Problem details:
Write out every record below exactly as it appears.

Source data:
(begin)

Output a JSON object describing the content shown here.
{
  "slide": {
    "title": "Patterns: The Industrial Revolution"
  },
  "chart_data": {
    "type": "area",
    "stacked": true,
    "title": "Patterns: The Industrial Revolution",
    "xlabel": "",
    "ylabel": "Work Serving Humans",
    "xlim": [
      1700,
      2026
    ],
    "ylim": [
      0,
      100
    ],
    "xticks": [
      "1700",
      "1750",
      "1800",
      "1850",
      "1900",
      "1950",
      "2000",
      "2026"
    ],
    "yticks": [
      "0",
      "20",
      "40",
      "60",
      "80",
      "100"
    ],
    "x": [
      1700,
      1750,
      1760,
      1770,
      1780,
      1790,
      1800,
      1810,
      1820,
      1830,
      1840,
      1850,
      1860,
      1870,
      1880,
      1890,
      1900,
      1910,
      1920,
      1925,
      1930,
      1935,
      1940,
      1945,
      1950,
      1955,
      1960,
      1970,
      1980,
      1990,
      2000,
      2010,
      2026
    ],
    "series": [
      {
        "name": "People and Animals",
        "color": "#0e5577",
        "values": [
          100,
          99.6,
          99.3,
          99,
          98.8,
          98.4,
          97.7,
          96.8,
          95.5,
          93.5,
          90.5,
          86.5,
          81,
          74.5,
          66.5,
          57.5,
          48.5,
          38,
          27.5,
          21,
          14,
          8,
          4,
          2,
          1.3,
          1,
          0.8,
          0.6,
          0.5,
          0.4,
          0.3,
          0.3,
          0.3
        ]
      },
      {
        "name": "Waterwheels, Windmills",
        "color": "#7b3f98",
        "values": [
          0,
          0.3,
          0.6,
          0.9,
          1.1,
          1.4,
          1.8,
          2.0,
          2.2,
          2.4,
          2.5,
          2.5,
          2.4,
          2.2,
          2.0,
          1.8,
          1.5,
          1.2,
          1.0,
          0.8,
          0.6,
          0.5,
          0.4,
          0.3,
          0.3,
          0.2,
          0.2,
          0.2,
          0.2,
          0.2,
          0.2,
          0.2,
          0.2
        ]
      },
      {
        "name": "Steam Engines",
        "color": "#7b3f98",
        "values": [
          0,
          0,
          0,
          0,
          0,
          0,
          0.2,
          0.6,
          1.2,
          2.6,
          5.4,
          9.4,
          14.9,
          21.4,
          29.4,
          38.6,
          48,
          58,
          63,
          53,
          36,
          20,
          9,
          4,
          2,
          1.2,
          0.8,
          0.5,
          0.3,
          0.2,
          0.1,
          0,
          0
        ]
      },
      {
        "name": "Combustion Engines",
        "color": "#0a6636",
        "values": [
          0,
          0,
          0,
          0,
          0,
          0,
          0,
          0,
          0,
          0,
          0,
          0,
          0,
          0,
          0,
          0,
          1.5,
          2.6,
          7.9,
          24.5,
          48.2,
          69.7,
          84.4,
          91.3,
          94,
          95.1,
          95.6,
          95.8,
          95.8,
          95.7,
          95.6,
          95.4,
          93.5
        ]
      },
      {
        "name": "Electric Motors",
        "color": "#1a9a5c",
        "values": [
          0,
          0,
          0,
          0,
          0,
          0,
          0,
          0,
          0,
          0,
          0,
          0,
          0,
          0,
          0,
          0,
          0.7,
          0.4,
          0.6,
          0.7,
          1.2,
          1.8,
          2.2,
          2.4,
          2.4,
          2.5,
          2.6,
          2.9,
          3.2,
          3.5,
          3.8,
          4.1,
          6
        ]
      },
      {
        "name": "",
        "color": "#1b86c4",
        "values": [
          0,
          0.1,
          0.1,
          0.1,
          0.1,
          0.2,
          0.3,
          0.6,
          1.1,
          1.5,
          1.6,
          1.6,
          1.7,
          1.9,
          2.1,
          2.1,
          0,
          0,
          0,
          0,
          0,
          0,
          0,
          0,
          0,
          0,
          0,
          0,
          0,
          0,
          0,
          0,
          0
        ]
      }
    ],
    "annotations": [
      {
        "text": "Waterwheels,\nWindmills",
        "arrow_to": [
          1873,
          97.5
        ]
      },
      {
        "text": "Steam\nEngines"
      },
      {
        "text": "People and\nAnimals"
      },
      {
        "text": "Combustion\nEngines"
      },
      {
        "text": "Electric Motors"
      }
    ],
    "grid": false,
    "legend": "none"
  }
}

(end)

Exercise result:
Output a JSON object describing the content shown here.
{
  "slide": {
    "title": "Patterns: The Industrial Revolution"
  },
  "chart_data": {
    "type": "area",
    "stacked": true,
    "title": "Patterns: The Industrial Revolution",
    "xlabel": "",
    "ylabel": "Work Serving Humans",
    "xlim": [
      1700,
      2026
    ],
    "ylim": [
      0,
      100
    ],
    "xticks": [
      "1700",
      "1750",
      "1800",
      "1850",
      "1900",
      "1950",
      "2000",
      "2026"
    ],
    "yticks": [
      "0",
      "20",
      "40",
      "60",
      "80",
      "100"
    ],
    "x": [
      1700,
      1750,
      1760,
      1770,
      1780,
      1790,
      1800,
      1810,
      1820,
      1830,
      1840,
      1850,
      1860,
      1870,
      1880,
      1890,
      1900,
      1910,
      1920,
      1925,
      1930,
      1935,
      1940,
      1945,
      1950,
      1955,
      1960,
      1970,
      1980,
      1990,
      2000,
      2010,
      2026
    ],
    "series": [
      {
        "name": "People and Animals",
        "color": "#0e5577",
        "values": [
          100,
          99.6,
          99.3,
          99,
          98.8,
          98.4,
          97.7,
          96.8,
          95.5,
          93.5,
          90.5,
          86.5,
          81,
          74.5,
          66.5,
          57.5,
          48.5,
          38,
          27.5,
          21,
          14,
          8,
          4,
          2,
          1.3,
          1,
          0.8,
          0.6,
          0.5,
          0.4,
          0.3,
          0.3,
          0.3
        ]
      },
      {
        "name": "Waterwheels, Windmills",
        "color": "#7b3f98",
        "values": [
          0,
          0.3,
          0.6,
          0.9,
          1.1,
          1.4,
          1.8,
          2.0,
          2.2,
          2.4,
          2.5,
          2.5,
          2.4,
          2.2,
          2.0,
          1.8,
          1.5,
          1.2,
          1.0,
          0.8,
          0.6,
          0.5,
          0.4,
          0.3,
          0.3,
          0.2,
          0.2,
          0.2,
          0.2,
          0.2,
          0.2,
          0.2,
          0.2
        ]
      },
      {
        "name": "Steam Engines",
        "color": "#7b3f98",
        "values": [
          0,
          0,
          0,
          0,
          0,
          0,
          0.2,
          0.6,
          1.2,
          2.6,
          5.4,
          9.4,
          14.9,
          21.4,
          29.4,
          38.6,
          48,
          58,
          63,
          53,
          36,
          20,
          9,
          4,
          2,
          1.2,
          0.8,
          0.5,
          0.3,
          0.2,
          0.1,
          0,
          0
        ]
      },
      {
        "name": "Combustion Engines",
        "color": "#0a6636",
        "values": [
          0,
          0,
          0,
          0,
          0,
          0,
          0,
          0,
          0,
          0,
          0,
          0,
          0,
          0,
          0,
          0,
          1.5,
          2.6,
          7.9,
          24.5,
          48.2,
          69.7,
          84.4,
          91.3,
          94,
          95.1,
          95.6,
          95.8,
          95.8,
          95.7,
          95.6,
          95.4,
          93.5
        ]
      },
      {
        "name": "Electric Motors",
        "color": "#1a9a5c",
        "values": [
          0,
          0,
          0,
          0,
          0,
          0,
          0,
          0,
          0,
          0,
          0,
          0,
          0,
          0,
          0,
          0,
          0.7,
          0.4,
          0.6,
          0.7,
          1.2,
          1.8,
          2.2,
          2.4,
          2.4,
          2.5,
          2.6,
          2.9,
          3.2,
          3.5,
          3.8,
          4.1,
          6
        ]
      },
      {
        "name": "",
        "color": "#1b86c4",
        "values": [
          0,
          0.1,
          0.1,
          0.1,
          0.1,
          0.2,
          0.3,
          0.6,
          1.1,
          1.5,
          1.6,
          1.6,
          1.7,
          1.9,
          2.1,
          2.1,
          0,
          0,
          0,
          0,
          0,
          0,
          0,
          0,
          0,
          0,
          0,
          0,
          0,
          0,
          0,
          0,
          0
        ]
      }
    ],
    "annotations": [
      {
        "text": "Waterwheels,\nWindmills",
        "arrow_to": [
          1873,
          97.5
        ]
      },
      {
        "text": "Steam\nEngines"
      },
      {
        "text": "People and\nAnimals"
      },
      {
        "text": "Combustion\nEngines"
      },
      {
        "text": "Electric Motors"
      }
    ],
    "grid": false,
    "legend": "none"
  }
}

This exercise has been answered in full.